━━━ Task inputs
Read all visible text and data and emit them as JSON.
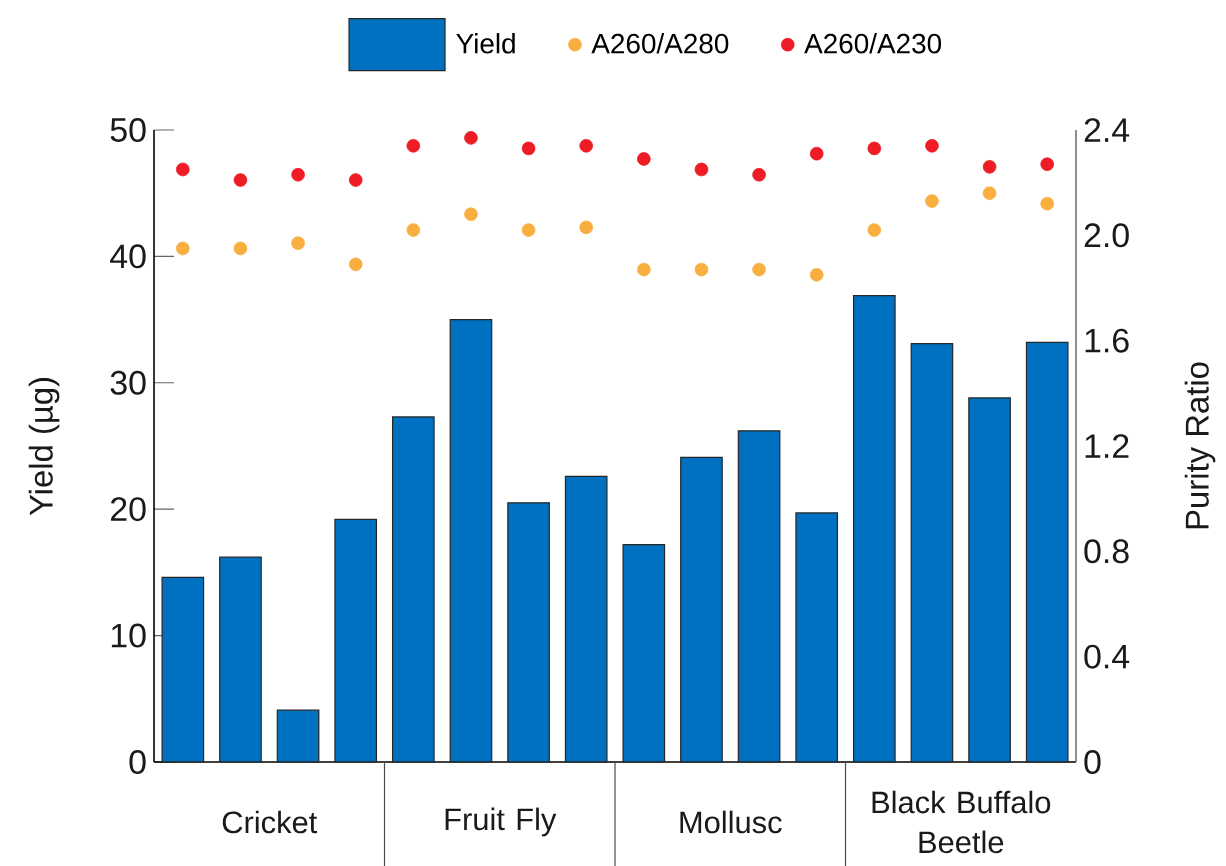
{
  "chart_data": {
    "type": "bar",
    "categories": [
      null,
      null,
      null,
      null,
      null,
      null,
      null,
      null,
      null,
      null,
      null,
      null,
      null,
      null,
      null,
      null
    ],
    "series": [
      {
        "name": "Yield",
        "type": "bar",
        "color": "#0070c0",
        "values": [
          14.6,
          16.2,
          4.1,
          19.2,
          27.3,
          35.0,
          20.5,
          22.6,
          17.2,
          24.1,
          26.2,
          19.7,
          36.9,
          33.1,
          28.8,
          33.2
        ]
      },
      {
        "name": "A260/A280",
        "type": "scatter",
        "axis": "y2",
        "color": "#f9ae40",
        "values": [
          1.95,
          1.95,
          1.97,
          1.89,
          2.02,
          2.08,
          2.02,
          2.03,
          1.87,
          1.87,
          1.87,
          1.85,
          2.02,
          2.13,
          2.16,
          2.12
        ]
      },
      {
        "name": "A260/A230",
        "type": "scatter",
        "axis": "y2",
        "color": "#ee1c25",
        "values": [
          2.25,
          2.21,
          2.23,
          2.21,
          2.34,
          2.37,
          2.33,
          2.34,
          2.29,
          2.25,
          2.23,
          2.31,
          2.33,
          2.34,
          2.26,
          2.27
        ]
      }
    ],
    "ylabel": "Yield (µg)",
    "y2label": "Purity Ratio",
    "ylim": [
      0,
      50
    ],
    "yticks": [
      0,
      10,
      20,
      30,
      40,
      50
    ],
    "y2lim": [
      0,
      2.4
    ],
    "y2ticks": [
      0,
      0.4,
      0.8,
      1.2,
      1.6,
      {
        "value": 2,
        "label": "2.0"
      },
      2.4
    ],
    "annotations": [
      "Cricket",
      "Fruit Fly",
      "Mollusc",
      "Black Buffalo Beetle"
    ],
    "marker": "circle",
    "legend": "top"
  }
}
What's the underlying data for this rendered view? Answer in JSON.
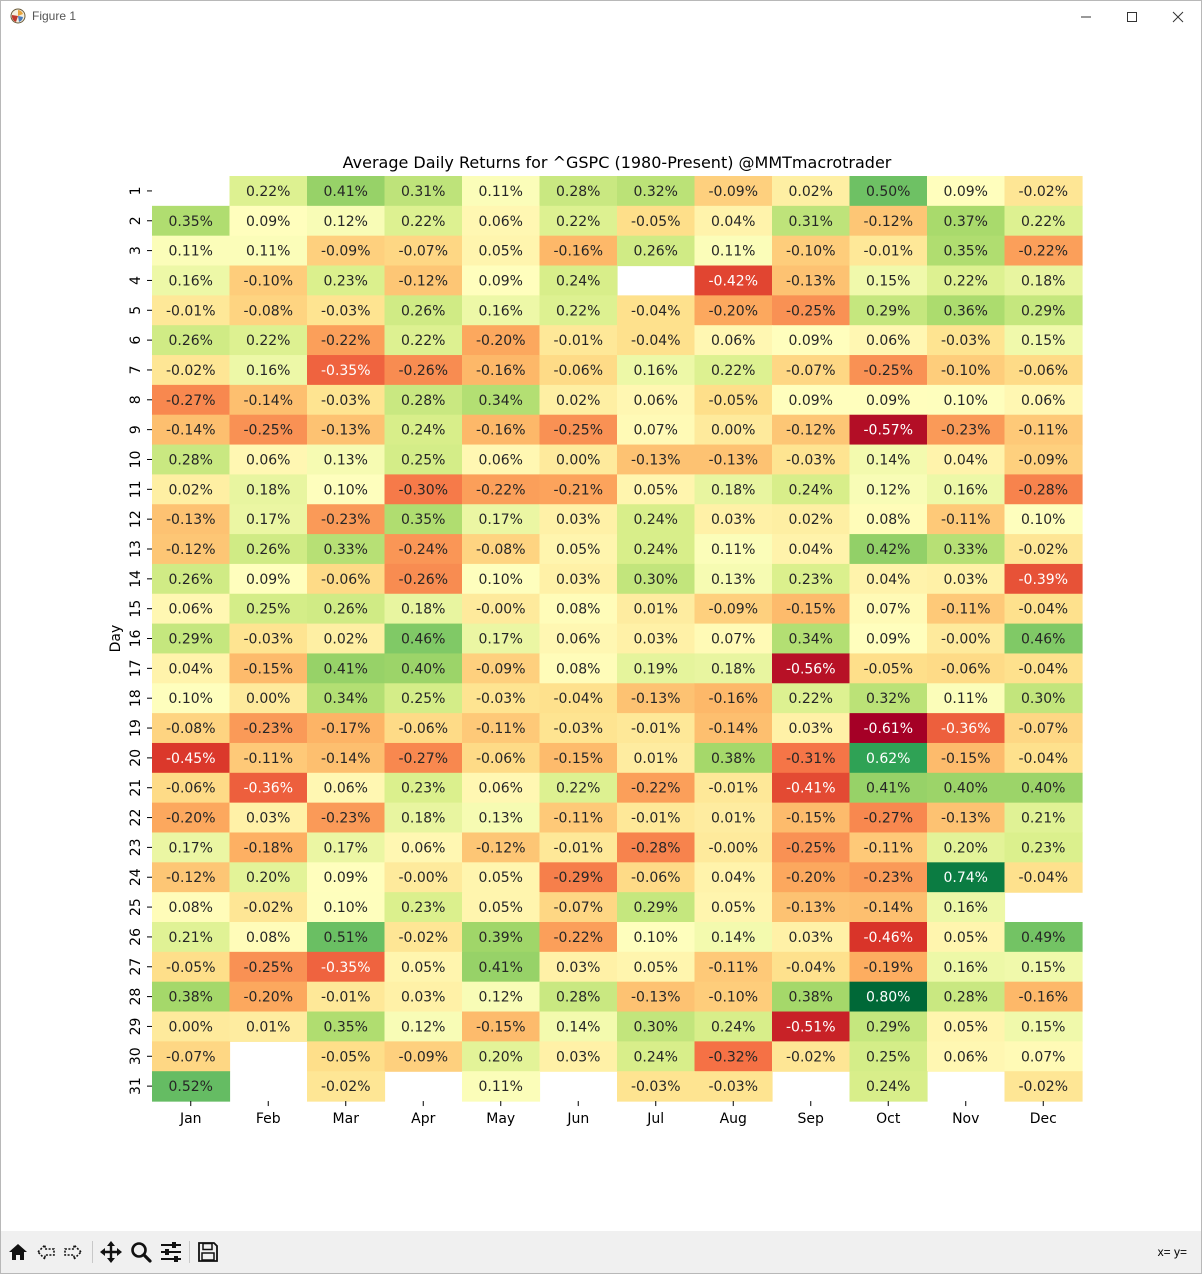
━━━━━━
● Written problem
Omit every picture while copying the listing above exactly.

● Exercise output
Read all visible text and data and emit them as JSON.
{
  "chart_data": {
    "type": "bar",
    "categories": [
      null,
      null,
      null,
      null,
      null,
      null,
      null,
      null,
      null,
      null,
      null,
      null,
      null,
      null,
      null,
      null
    ],
    "series": [
      {
        "name": "Yield",
        "type": "bar",
        "color": "#0070c0",
        "values": [
          14.6,
          16.2,
          4.1,
          19.2,
          27.3,
          35.0,
          20.5,
          22.6,
          17.2,
          24.1,
          26.2,
          19.7,
          36.9,
          33.1,
          28.8,
          33.2
        ]
      },
      {
        "name": "A260/A280",
        "type": "scatter",
        "axis": "y2",
        "color": "#f9ae40",
        "values": [
          1.95,
          1.95,
          1.97,
          1.89,
          2.02,
          2.08,
          2.02,
          2.03,
          1.87,
          1.87,
          1.87,
          1.85,
          2.02,
          2.13,
          2.16,
          2.12
        ]
      },
      {
        "name": "A260/A230",
        "type": "scatter",
        "axis": "y2",
        "color": "#ee1c25",
        "values": [
          2.25,
          2.21,
          2.23,
          2.21,
          2.34,
          2.37,
          2.33,
          2.34,
          2.29,
          2.25,
          2.23,
          2.31,
          2.33,
          2.34,
          2.26,
          2.27
        ]
      }
    ],
    "ylabel": "Yield (µg)",
    "y2label": "Purity Ratio",
    "ylim": [
      0,
      50
    ],
    "yticks": [
      0,
      10,
      20,
      30,
      40,
      50
    ],
    "y2lim": [
      0,
      2.4
    ],
    "y2ticks": [
      0,
      0.4,
      0.8,
      1.2,
      1.6,
      {
        "value": 2,
        "label": "2.0"
      },
      2.4
    ],
    "annotations": [
      "Cricket",
      "Fruit Fly",
      "Mollusc",
      "Black Buffalo Beetle"
    ],
    "marker": "circle",
    "legend": "top"
  }
}
What's the underlying data for this rendered view? Answer in JSON.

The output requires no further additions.